-------- DATA SUPPLIED --------
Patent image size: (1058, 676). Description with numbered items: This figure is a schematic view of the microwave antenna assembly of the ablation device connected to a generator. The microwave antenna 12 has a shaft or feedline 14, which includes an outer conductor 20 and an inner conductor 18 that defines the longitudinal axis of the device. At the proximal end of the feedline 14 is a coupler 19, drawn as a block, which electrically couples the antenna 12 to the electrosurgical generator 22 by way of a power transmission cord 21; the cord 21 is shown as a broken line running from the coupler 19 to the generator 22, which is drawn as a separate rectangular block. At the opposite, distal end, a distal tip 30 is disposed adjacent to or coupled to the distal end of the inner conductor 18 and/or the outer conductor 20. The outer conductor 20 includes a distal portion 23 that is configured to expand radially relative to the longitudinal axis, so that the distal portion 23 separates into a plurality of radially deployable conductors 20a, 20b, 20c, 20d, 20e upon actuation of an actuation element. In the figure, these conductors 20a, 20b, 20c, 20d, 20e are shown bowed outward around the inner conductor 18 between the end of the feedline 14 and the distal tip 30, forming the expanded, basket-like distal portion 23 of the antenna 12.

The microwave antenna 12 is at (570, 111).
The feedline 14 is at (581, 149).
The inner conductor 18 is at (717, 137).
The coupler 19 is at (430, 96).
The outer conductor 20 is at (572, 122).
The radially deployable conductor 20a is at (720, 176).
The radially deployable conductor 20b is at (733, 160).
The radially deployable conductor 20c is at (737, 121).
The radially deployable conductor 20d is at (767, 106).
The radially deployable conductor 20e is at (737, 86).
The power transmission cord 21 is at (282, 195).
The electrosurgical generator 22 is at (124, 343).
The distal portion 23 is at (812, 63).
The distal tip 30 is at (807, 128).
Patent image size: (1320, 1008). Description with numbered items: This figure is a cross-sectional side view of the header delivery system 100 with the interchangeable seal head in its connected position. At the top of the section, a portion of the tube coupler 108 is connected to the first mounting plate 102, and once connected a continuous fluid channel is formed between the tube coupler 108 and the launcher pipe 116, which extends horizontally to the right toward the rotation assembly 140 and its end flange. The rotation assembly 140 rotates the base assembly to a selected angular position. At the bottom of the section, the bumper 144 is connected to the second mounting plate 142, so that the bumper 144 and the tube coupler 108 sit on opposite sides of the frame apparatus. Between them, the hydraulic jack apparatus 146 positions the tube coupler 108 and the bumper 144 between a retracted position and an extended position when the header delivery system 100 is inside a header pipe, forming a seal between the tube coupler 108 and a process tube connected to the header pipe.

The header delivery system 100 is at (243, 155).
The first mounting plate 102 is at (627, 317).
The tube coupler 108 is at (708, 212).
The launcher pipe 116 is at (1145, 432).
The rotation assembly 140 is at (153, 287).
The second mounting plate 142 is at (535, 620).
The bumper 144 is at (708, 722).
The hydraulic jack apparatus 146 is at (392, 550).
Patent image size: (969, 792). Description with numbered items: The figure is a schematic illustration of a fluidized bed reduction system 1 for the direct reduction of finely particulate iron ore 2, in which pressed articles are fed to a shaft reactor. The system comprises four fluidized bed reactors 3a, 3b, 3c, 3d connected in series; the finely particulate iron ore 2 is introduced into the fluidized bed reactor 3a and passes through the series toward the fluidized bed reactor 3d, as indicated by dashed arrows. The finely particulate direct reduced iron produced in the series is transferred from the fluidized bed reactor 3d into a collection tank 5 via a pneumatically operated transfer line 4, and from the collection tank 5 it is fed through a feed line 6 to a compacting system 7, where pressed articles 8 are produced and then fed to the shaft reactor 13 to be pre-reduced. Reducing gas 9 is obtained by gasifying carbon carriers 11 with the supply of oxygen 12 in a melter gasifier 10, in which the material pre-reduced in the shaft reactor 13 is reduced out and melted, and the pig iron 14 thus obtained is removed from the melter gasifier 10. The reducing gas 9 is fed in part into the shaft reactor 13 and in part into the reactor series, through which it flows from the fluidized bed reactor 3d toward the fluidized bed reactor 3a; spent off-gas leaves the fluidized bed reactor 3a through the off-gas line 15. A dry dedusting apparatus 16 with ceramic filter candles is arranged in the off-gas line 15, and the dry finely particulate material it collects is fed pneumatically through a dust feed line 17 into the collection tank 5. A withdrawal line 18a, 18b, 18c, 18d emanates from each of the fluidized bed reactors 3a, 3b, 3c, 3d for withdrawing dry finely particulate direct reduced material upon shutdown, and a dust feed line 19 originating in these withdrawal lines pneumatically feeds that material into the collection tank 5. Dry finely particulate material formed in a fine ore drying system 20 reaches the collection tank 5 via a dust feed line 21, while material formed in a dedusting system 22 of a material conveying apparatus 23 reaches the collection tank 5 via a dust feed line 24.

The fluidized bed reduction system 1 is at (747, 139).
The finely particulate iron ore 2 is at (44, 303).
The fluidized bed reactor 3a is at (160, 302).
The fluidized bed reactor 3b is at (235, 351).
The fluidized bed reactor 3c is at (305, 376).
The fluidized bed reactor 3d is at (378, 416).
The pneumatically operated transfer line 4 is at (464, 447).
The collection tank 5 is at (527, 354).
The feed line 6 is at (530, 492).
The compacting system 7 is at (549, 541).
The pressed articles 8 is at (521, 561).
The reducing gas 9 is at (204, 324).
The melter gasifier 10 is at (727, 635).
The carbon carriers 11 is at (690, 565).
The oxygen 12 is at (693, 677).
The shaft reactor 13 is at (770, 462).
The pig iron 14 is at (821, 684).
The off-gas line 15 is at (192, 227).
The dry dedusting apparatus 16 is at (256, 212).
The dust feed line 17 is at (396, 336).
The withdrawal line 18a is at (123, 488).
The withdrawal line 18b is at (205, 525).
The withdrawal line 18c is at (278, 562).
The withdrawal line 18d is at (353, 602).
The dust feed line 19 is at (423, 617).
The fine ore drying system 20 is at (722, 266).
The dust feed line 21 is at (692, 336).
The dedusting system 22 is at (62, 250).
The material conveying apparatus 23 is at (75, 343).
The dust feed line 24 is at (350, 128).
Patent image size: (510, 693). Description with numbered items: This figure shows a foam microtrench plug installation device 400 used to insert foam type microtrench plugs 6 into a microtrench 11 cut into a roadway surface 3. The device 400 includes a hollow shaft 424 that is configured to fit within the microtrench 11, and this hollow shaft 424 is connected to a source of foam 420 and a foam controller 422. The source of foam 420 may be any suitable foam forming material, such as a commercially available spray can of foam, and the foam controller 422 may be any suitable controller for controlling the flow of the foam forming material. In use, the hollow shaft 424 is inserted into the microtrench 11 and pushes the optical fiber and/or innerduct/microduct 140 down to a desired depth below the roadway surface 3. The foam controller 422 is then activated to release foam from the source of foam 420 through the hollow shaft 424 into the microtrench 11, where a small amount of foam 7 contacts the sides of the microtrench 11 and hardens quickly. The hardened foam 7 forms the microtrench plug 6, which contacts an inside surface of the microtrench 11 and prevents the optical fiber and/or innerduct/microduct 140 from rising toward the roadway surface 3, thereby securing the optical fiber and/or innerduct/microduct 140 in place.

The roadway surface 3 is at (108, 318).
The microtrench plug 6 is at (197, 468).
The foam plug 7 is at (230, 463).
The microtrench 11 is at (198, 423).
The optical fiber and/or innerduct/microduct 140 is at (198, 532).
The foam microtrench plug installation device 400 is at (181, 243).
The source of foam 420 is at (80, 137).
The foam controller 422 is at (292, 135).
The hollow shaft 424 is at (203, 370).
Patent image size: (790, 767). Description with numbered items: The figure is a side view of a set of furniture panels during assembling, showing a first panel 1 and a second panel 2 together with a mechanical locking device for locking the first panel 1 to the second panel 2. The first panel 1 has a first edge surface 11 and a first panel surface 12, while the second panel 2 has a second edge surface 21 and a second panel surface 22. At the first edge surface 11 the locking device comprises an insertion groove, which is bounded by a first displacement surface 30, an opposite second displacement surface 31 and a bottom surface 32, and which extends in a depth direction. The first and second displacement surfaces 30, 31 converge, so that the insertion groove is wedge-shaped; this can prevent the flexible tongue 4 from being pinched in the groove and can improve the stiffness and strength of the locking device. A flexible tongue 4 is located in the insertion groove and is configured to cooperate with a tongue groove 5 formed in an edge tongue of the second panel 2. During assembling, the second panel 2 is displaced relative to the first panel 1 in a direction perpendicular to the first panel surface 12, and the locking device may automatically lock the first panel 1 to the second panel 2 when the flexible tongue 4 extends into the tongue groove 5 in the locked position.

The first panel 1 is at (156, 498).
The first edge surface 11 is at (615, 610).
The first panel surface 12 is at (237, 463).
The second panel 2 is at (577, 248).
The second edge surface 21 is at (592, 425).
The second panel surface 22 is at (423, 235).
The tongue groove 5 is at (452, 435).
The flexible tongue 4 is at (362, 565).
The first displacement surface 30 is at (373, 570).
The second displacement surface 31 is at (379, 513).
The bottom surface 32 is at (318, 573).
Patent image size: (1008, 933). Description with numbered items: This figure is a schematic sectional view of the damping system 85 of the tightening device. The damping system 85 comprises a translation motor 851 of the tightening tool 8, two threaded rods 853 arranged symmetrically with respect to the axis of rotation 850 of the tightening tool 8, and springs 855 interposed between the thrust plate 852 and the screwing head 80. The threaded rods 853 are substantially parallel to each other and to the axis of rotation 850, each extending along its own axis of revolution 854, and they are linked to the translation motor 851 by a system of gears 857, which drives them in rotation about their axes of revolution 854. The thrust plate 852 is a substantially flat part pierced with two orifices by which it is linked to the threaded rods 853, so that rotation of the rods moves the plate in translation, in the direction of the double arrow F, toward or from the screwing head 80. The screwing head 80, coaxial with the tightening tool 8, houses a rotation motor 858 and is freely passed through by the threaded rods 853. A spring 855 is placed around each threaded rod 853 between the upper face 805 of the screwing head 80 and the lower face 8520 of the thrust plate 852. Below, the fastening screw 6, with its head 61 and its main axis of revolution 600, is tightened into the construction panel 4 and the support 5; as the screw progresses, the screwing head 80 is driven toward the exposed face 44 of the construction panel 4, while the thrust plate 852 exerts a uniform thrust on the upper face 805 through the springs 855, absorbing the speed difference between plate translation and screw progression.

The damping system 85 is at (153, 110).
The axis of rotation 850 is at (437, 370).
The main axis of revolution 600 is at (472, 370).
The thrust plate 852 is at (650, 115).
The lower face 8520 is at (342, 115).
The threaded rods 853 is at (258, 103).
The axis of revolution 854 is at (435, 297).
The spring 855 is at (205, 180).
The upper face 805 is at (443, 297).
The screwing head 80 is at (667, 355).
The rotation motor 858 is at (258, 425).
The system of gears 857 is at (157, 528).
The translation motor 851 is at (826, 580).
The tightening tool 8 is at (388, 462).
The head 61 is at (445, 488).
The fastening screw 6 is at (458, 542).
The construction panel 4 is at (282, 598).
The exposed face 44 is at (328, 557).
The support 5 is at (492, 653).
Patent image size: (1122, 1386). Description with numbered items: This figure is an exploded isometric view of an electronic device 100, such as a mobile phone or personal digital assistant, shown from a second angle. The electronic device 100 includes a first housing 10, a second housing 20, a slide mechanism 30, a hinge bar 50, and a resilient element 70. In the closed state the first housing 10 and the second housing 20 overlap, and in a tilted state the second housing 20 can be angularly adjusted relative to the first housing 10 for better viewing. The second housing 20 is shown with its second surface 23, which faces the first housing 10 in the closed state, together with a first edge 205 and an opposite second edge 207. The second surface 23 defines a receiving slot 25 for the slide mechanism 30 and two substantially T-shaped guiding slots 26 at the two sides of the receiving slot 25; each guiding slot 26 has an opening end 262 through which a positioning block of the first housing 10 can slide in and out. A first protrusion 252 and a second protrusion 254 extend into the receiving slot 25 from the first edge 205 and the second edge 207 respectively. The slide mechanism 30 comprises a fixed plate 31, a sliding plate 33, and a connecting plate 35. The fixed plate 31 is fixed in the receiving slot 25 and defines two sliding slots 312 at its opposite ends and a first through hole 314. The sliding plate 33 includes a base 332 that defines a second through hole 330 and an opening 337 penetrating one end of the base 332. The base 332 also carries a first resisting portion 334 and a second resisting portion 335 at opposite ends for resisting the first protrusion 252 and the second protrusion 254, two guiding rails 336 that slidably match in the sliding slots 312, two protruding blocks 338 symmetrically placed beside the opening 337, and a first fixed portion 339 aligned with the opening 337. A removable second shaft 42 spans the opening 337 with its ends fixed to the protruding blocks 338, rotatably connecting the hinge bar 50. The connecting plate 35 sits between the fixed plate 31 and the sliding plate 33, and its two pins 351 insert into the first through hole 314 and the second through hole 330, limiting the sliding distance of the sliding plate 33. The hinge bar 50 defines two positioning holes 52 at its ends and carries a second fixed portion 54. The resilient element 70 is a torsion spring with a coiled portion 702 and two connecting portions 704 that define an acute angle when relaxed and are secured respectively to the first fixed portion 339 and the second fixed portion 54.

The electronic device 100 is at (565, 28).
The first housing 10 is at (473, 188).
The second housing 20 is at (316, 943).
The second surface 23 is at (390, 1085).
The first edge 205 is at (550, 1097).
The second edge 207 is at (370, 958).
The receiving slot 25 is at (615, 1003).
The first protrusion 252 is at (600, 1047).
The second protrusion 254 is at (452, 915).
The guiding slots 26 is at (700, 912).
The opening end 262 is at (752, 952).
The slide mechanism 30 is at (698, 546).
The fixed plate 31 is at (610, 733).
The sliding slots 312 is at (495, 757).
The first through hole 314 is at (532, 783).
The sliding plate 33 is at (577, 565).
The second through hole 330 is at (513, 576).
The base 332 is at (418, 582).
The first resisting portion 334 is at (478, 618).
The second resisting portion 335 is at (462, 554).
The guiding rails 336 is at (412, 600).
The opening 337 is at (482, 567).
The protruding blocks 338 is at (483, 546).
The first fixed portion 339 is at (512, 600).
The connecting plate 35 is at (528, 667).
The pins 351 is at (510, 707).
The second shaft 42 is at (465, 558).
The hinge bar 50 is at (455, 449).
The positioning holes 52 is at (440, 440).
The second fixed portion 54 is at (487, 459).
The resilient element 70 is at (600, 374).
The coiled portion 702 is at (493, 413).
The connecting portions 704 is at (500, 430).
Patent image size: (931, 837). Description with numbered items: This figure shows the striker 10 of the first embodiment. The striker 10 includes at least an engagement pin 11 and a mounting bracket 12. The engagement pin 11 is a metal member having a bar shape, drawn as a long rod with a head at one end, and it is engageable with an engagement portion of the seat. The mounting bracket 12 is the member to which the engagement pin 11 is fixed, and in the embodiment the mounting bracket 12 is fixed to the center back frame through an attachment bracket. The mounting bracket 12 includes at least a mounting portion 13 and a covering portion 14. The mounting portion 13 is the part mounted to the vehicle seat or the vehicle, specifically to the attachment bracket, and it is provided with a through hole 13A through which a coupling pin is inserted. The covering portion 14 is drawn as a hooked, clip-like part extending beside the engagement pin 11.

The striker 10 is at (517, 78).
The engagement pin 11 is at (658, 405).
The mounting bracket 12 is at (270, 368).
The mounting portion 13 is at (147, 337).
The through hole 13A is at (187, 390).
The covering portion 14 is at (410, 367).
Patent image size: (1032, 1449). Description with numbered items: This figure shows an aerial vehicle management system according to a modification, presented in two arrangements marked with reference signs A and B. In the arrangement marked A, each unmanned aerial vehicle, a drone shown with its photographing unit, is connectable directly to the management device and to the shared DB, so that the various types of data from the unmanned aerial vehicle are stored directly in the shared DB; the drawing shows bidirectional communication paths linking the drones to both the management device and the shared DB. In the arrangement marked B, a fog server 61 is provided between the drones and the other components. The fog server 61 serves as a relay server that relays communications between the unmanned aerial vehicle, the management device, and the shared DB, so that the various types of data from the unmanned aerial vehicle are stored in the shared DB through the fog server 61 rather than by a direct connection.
--------
## WORK TO DO
Please count the lines of the records that contain the word "microwave", with case counting, and give only the number.

## SOLUTION TO THE PROBLEM
2